#### Excerpted records ####
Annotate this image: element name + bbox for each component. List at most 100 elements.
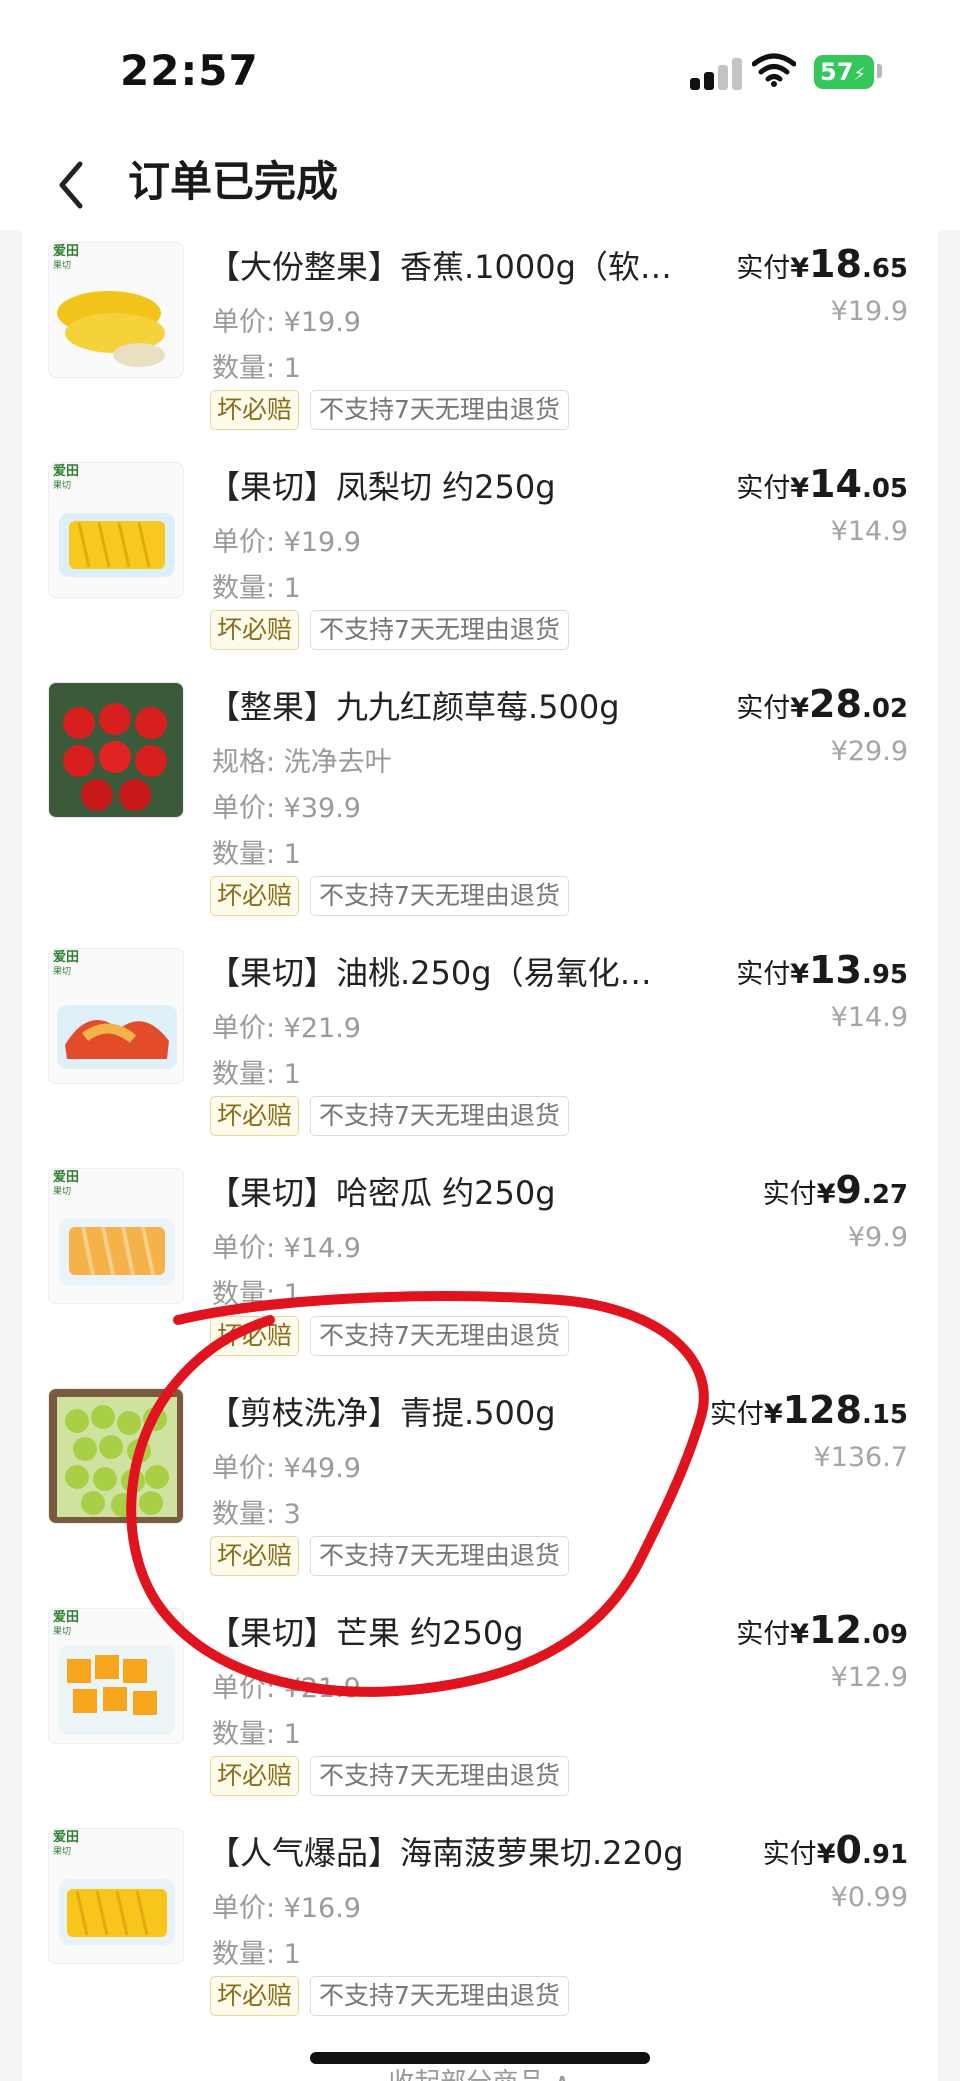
- brand-logo: 爱田 果切: [53, 1610, 80, 1638]
- item-quantity: 数量: 1: [212, 353, 301, 384]
- paid-integer: 13: [809, 948, 862, 992]
- tag-damage-guarantee: 坏必赔: [210, 1316, 300, 1356]
- paid-label: 实付: [736, 959, 791, 990]
- tag-damage-guarantee: 坏必赔: [210, 876, 300, 916]
- item-title[interactable]: 【果切】芒果 约250g: [208, 1608, 524, 1654]
- item-unit-price: 单价: ¥21.9: [212, 1673, 361, 1704]
- paid-integer: 18: [809, 242, 862, 286]
- paid-decimal: .15: [861, 1400, 908, 1430]
- price-paid: 实付¥18.65: [638, 242, 938, 286]
- brand-logo: 爱田 果切: [53, 244, 80, 272]
- currency-symbol: ¥: [790, 959, 810, 990]
- paid-integer: 128: [782, 1388, 862, 1432]
- brand-logo: 爱田 果切: [53, 1170, 80, 1198]
- item-quantity: 数量: 1: [212, 839, 301, 870]
- item-title[interactable]: 【果切】凤梨切 约250g: [208, 462, 556, 508]
- order-item[interactable]: 爱田 果切 【果切】哈密瓜 约250g 单价: ¥14.9 数量: 1 坏必赔 不支持7天无…: [22, 1168, 938, 1360]
- nav-bar: 订单已完成: [0, 140, 960, 230]
- order-item[interactable]: 爱田 果切 【人气爆品】海南菠萝果切.220g 单价: ¥16.9 数量: 1 坏必赔 不支…: [22, 1828, 938, 2020]
- product-thumbnail[interactable]: 爱田 果切: [48, 1168, 184, 1304]
- product-thumbnail[interactable]: 爱田 果切: [48, 462, 184, 598]
- order-item[interactable]: 爱田 果切 【果切】油桃.250g（易氧化… 单价: ¥21.9 数量: 1 坏必赔 不支持…: [22, 948, 938, 1140]
- item-title[interactable]: 【果切】哈密瓜 约250g: [208, 1168, 556, 1214]
- paid-label: 实付: [762, 1839, 817, 1870]
- product-thumbnail[interactable]: [48, 1388, 184, 1524]
- battery-level: 57: [820, 58, 854, 86]
- back-arrow-icon[interactable]: [50, 150, 100, 220]
- currency-symbol: ¥: [790, 253, 810, 284]
- paid-decimal: .27: [861, 1180, 908, 1210]
- currency-symbol: ¥: [790, 473, 810, 504]
- product-thumbnail[interactable]: 爱田 果切: [48, 1828, 184, 1964]
- price-paid: 实付¥128.15: [638, 1388, 938, 1432]
- currency-symbol: ¥: [763, 1399, 783, 1430]
- paid-decimal: .95: [861, 960, 908, 990]
- currency-symbol: ¥: [790, 693, 810, 724]
- tag-damage-guarantee: 坏必赔: [210, 610, 300, 650]
- brand-logo: 爱田 果切: [53, 464, 80, 492]
- paid-integer: 12: [809, 1608, 862, 1652]
- item-title[interactable]: 【果切】油桃.250g（易氧化…: [208, 948, 652, 994]
- item-title[interactable]: 【剪枝洗净】青提.500g: [208, 1388, 556, 1434]
- order-item[interactable]: 【剪枝洗净】青提.500g 单价: ¥49.9 数量: 3 坏必赔 不支持7天无理由退货…: [22, 1388, 938, 1580]
- status-time: 22:57: [120, 46, 259, 95]
- battery-cap: [877, 64, 882, 78]
- tag-damage-guarantee: 坏必赔: [210, 1756, 300, 1796]
- item-unit-price: 单价: ¥39.9: [212, 793, 361, 824]
- item-quantity: 数量: 1: [212, 1719, 301, 1750]
- order-item[interactable]: 爱田 果切 【果切】芒果 约250g 单价: ¥21.9 数量: 1 坏必赔 不支持7天无理…: [22, 1608, 938, 1800]
- product-thumbnail[interactable]: [48, 682, 184, 818]
- order-item[interactable]: 爱田 果切 【果切】凤梨切 约250g 单价: ¥19.9 数量: 1 坏必赔 不支持7天无…: [22, 462, 938, 654]
- tag-damage-guarantee: 坏必赔: [210, 1096, 300, 1136]
- cellular-signal-icon: [690, 58, 750, 90]
- paid-decimal: .65: [861, 254, 908, 284]
- price-paid: 实付¥9.27: [638, 1168, 938, 1212]
- product-thumbnail[interactable]: 爱田 果切: [48, 242, 184, 378]
- order-item-list: 爱田 果切 【大份整果】香蕉.1000g（软… 单价: ¥19.9 数量: 1 坏必赔 不支…: [22, 226, 938, 2081]
- price-paid: 实付¥14.05: [638, 462, 938, 506]
- order-item[interactable]: 【整果】九九红颜草莓.500g 规格: 洗净去叶 单价: ¥39.9 数量: 1 坏必赔…: [22, 682, 938, 920]
- tag-damage-guarantee: 坏必赔: [210, 1976, 300, 2016]
- item-title[interactable]: 【人气爆品】海南菠萝果切.220g: [208, 1828, 684, 1874]
- price-original: ¥29.9: [830, 736, 908, 767]
- item-unit-price: 单价: ¥49.9: [212, 1453, 361, 1484]
- tag-no-7day-return: 不支持7天无理由退货: [310, 610, 569, 650]
- collapse-items-link[interactable]: 收起部分商品 ∧: [0, 2062, 960, 2081]
- item-quantity: 数量: 1: [212, 1059, 301, 1090]
- brand-logo: 爱田 果切: [53, 950, 80, 978]
- price-original: ¥19.9: [830, 296, 908, 327]
- tag-no-7day-return: 不支持7天无理由退货: [310, 1096, 569, 1136]
- item-spec: 规格: 洗净去叶: [212, 747, 392, 778]
- home-indicator: [310, 2052, 650, 2064]
- item-title[interactable]: 【整果】九九红颜草莓.500g: [208, 682, 620, 728]
- currency-symbol: ¥: [816, 1179, 836, 1210]
- price-original: ¥136.7: [813, 1442, 908, 1473]
- product-thumbnail[interactable]: 爱田 果切: [48, 1608, 184, 1744]
- paid-integer: 9: [835, 1168, 862, 1212]
- status-bar: 22:57 57⚡: [0, 0, 960, 140]
- price-paid: 实付¥28.02: [638, 682, 938, 726]
- item-quantity: 数量: 1: [212, 1939, 301, 1970]
- item-unit-price: 单价: ¥19.9: [212, 307, 361, 338]
- paid-label: 实付: [736, 693, 791, 724]
- price-original: ¥0.99: [830, 1882, 908, 1913]
- product-thumbnail[interactable]: 爱田 果切: [48, 948, 184, 1084]
- paid-integer: 0: [835, 1828, 862, 1872]
- order-item[interactable]: 爱田 果切 【大份整果】香蕉.1000g（软… 单价: ¥19.9 数量: 1 坏必赔 不支…: [22, 242, 938, 434]
- tag-damage-guarantee: 坏必赔: [210, 390, 300, 430]
- paid-decimal: .05: [861, 474, 908, 504]
- paid-label: 实付: [736, 1619, 791, 1650]
- currency-symbol: ¥: [790, 1619, 810, 1650]
- paid-label: 实付: [736, 473, 791, 504]
- price-original: ¥14.9: [830, 1002, 908, 1033]
- tag-no-7day-return: 不支持7天无理由退货: [310, 1316, 569, 1356]
- price-paid: 实付¥13.95: [638, 948, 938, 992]
- paid-label: 实付: [736, 253, 791, 284]
- tag-no-7day-return: 不支持7天无理由退货: [310, 876, 569, 916]
- tag-damage-guarantee: 坏必赔: [210, 1536, 300, 1576]
- paid-decimal: .91: [861, 1840, 908, 1870]
- price-original: ¥12.9: [830, 1662, 908, 1693]
- paid-integer: 14: [809, 462, 862, 506]
- price-original: ¥9.9: [847, 1222, 908, 1253]
- item-title[interactable]: 【大份整果】香蕉.1000g（软…: [208, 242, 672, 288]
####
=== Instructions for the task ===
Give every line of the material above as a JSON list of strings, one string per line, omitting blank lines and the pictures.

=== Answer to the task ===
[
  "Annotate this image: element name + bbox for each component. List at most 100 elements.",
  "- brand-logo: 爱田 果切: [53, 1610, 80, 1638]",
  "- item-quantity: 数量: 1: [212, 353, 301, 384]",
  "- paid-integer: 13: [809, 948, 862, 992]",
  "- tag-damage-guarantee: 坏必赔: [210, 1316, 300, 1356]",
  "- paid-label: 实付: [736, 959, 791, 990]",
  "- tag-damage-guarantee: 坏必赔: [210, 876, 300, 916]",
  "- item-title[interactable]: 【果切】芒果 约250g: [208, 1608, 524, 1654]",
  "- item-unit-price: 单价: ¥21.9: [212, 1673, 361, 1704]",
  "- paid-integer: 18: [809, 242, 862, 286]",
  "- paid-decimal: .15: [861, 1400, 908, 1430]",
  "- price-paid: 实付¥18.65: [638, 242, 938, 286]",
  "- brand-logo: 爱田 果切: [53, 244, 80, 272]",
  "- currency-symbol: ¥: [790, 959, 810, 990]",
  "- paid-integer: 128: [782, 1388, 862, 1432]",
  "- brand-logo: 爱田 果切: [53, 1170, 80, 1198]",
  "- item-quantity: 数量: 1: [212, 839, 301, 870]",
  "- item-title[interactable]: 【果切】凤梨切 约250g: [208, 462, 556, 508]",
  "- order-item[interactable]: 爱田 果切 【果切】哈密瓜 约250g 单价: ¥14.9 数量: 1 坏必赔 不支持7天无…: [22, 1168, 938, 1360]",
  "- nav-bar: 订单已完成: [0, 140, 960, 230]",
  "- order-item[interactable]: 爱田 果切 【人气爆品】海南菠萝果切.220g 单价: ¥16.9 数量: 1 坏必赔 不支…: [22, 1828, 938, 2020]",
  "- product-thumbnail[interactable]: 爱田 果切: [48, 1168, 184, 1304]",
  "- product-thumbnail[interactable]: 爱田 果切: [48, 462, 184, 598]",
  "- order-item[interactable]: 爱田 果切 【果切】油桃.250g（易氧化… 单价: ¥21.9 数量: 1 坏必赔 不支持…: [22, 948, 938, 1140]",
  "- item-title[interactable]: 【果切】哈密瓜 约250g: [208, 1168, 556, 1214]",
  "- paid-label: 实付: [762, 1839, 817, 1870]",
  "- product-thumbnail[interactable]: [48, 1388, 184, 1524]",
  "- battery-level: 57: [820, 58, 854, 86]",
  "- back-arrow-icon[interactable]: [50, 150, 100, 220]",
  "- currency-symbol: ¥: [790, 253, 810, 284]",
  "- paid-decimal: .27: [861, 1180, 908, 1210]",
  "- currency-symbol: ¥: [790, 473, 810, 504]",
  "- product-thumbnail[interactable]: 爱田 果切: [48, 1828, 184, 1964]",
  "- price-paid: 实付¥128.15: [638, 1388, 938, 1432]",
  "- currency-symbol: ¥: [763, 1399, 783, 1430]",
  "- paid-decimal: .95: [861, 960, 908, 990]",
  "- currency-symbol: ¥: [790, 693, 810, 724]",
  "- tag-damage-guarantee: 坏必赔: [210, 610, 300, 650]",
  "- brand-logo: 爱田 果切: [53, 464, 80, 492]",
  "- paid-integer: 12: [809, 1608, 862, 1652]",
  "- item-title[interactable]: 【果切】油桃.250g（易氧化…: [208, 948, 652, 994]",
  "- item-title[interactable]: 【剪枝洗净】青提.500g: [208, 1388, 556, 1434]",
  "- order-item[interactable]: 【剪枝洗净】青提.500g 单价: ¥49.9 数量: 3 坏必赔 不支持7天无理由退货…: [22, 1388, 938, 1580]",
  "- status-time: 22:57: [120, 46, 259, 95]",
  "- battery-cap: [877, 64, 882, 78]",
  "- tag-damage-guarantee: 坏必赔: [210, 1756, 300, 1796]",
  "- item-unit-price: 单价: ¥39.9: [212, 793, 361, 824]",
  "- item-quantity: 数量: 1: [212, 1719, 301, 1750]",
  "- order-item[interactable]: 爱田 果切 【果切】芒果 约250g 单价: ¥21.9 数量: 1 坏必赔 不支持7天无理…: [22, 1608, 938, 1800]",
  "- product-thumbnail[interactable]: [48, 682, 184, 818]",
  "- order-item[interactable]: 爱田 果切 【果切】凤梨切 约250g 单价: ¥19.9 数量: 1 坏必赔 不支持7天无…: [22, 462, 938, 654]",
  "- tag-damage-guarantee: 坏必赔: [210, 1096, 300, 1136]",
  "- cellular-signal-icon: [690, 58, 750, 90]",
  "- paid-decimal: .65: [861, 254, 908, 284]",
  "- price-paid: 实付¥9.27: [638, 1168, 938, 1212]",
  "- product-thumbnail[interactable]: 爱田 果切: [48, 242, 184, 378]",
  "- order-item-list: 爱田 果切 【大份整果】香蕉.1000g（软… 单价: ¥19.9 数量: 1 坏必赔 不支…: [22, 226, 938, 2081]",
  "- price-paid: 实付¥14.05: [638, 462, 938, 506]",
  "- order-item[interactable]: 【整果】九九红颜草莓.500g 规格: 洗净去叶 单价: ¥39.9 数量: 1 坏必赔…: [22, 682, 938, 920]",
  "- tag-damage-guarantee: 坏必赔: [210, 1976, 300, 2016]",
  "- item-title[interactable]: 【人气爆品】海南菠萝果切.220g: [208, 1828, 684, 1874]",
  "- price-original: ¥29.9: [830, 736, 908, 767]",
  "- item-unit-price: 单价: ¥49.9: [212, 1453, 361, 1484]",
  "- tag-no-7day-return: 不支持7天无理由退货: [310, 610, 569, 650]",
  "- collapse-items-link[interactable]: 收起部分商品 ∧: [0, 2062, 960, 2081]",
  "- item-quantity: 数量: 1: [212, 1059, 301, 1090]",
  "- brand-logo: 爱田 果切: [53, 950, 80, 978]",
  "- price-original: ¥19.9: [830, 296, 908, 327]",
  "- tag-no-7day-return: 不支持7天无理由退货: [310, 1096, 569, 1136]",
  "- item-spec: 规格: 洗净去叶: [212, 747, 392, 778]",
  "- home-indicator: [310, 2052, 650, 2064]",
  "- item-title[interactable]: 【整果】九九红颜草莓.500g: [208, 682, 620, 728]",
  "- currency-symbol: ¥: [816, 1179, 836, 1210]",
  "- price-original: ¥136.7: [813, 1442, 908, 1473]",
  "- product-thumbnail[interactable]: 爱田 果切: [48, 1608, 184, 1744]",
  "- paid-integer: 9: [835, 1168, 862, 1212]",
  "- status-bar: 22:57 57⚡: [0, 0, 960, 140]",
  "- price-paid: 实付¥28.02: [638, 682, 938, 726]",
  "- item-quantity: 数量: 1: [212, 1939, 301, 1970]",
  "- item-unit-price: 单价: ¥19.9: [212, 307, 361, 338]",
  "- paid-label: 实付: [736, 693, 791, 724]",
  "- price-original: ¥0.99: [830, 1882, 908, 1913]",
  "- product-thumbnail[interactable]: 爱田 果切: [48, 948, 184, 1084]",
  "- paid-integer: 0: [835, 1828, 862, 1872]",
  "- order-item[interactable]: 爱田 果切 【大份整果】香蕉.1000g（软… 单价: ¥19.9 数量: 1 坏必赔 不支…: [22, 242, 938, 434]",
  "- tag-damage-guarantee: 坏必赔: [210, 390, 300, 430]",
  "- paid-decimal: .05: [861, 474, 908, 504]",
  "- paid-label: 实付: [736, 1619, 791, 1650]",
  "- currency-symbol: ¥: [790, 1619, 810, 1650]",
  "- paid-label: 实付: [736, 473, 791, 504]",
  "- price-original: ¥14.9: [830, 1002, 908, 1033]",
  "- tag-no-7day-return: 不支持7天无理由退货: [310, 1316, 569, 1356]",
  "- price-paid: 实付¥13.95: [638, 948, 938, 992]",
  "- paid-label: 实付: [736, 253, 791, 284]",
  "- tag-no-7day-return: 不支持7天无理由退货: [310, 876, 569, 916]",
  "- tag-damage-guarantee: 坏必赔: [210, 1536, 300, 1576]",
  "- paid-decimal: .91: [861, 1840, 908, 1870]",
  "- price-original: ¥12.9: [830, 1662, 908, 1693]",
  "- paid-integer: 14: [809, 462, 862, 506]",
  "- price-original: ¥9.9: [847, 1222, 908, 1253]",
  "- item-title[interactable]: 【大份整果】香蕉.1000g（软…: [208, 242, 672, 288]"
]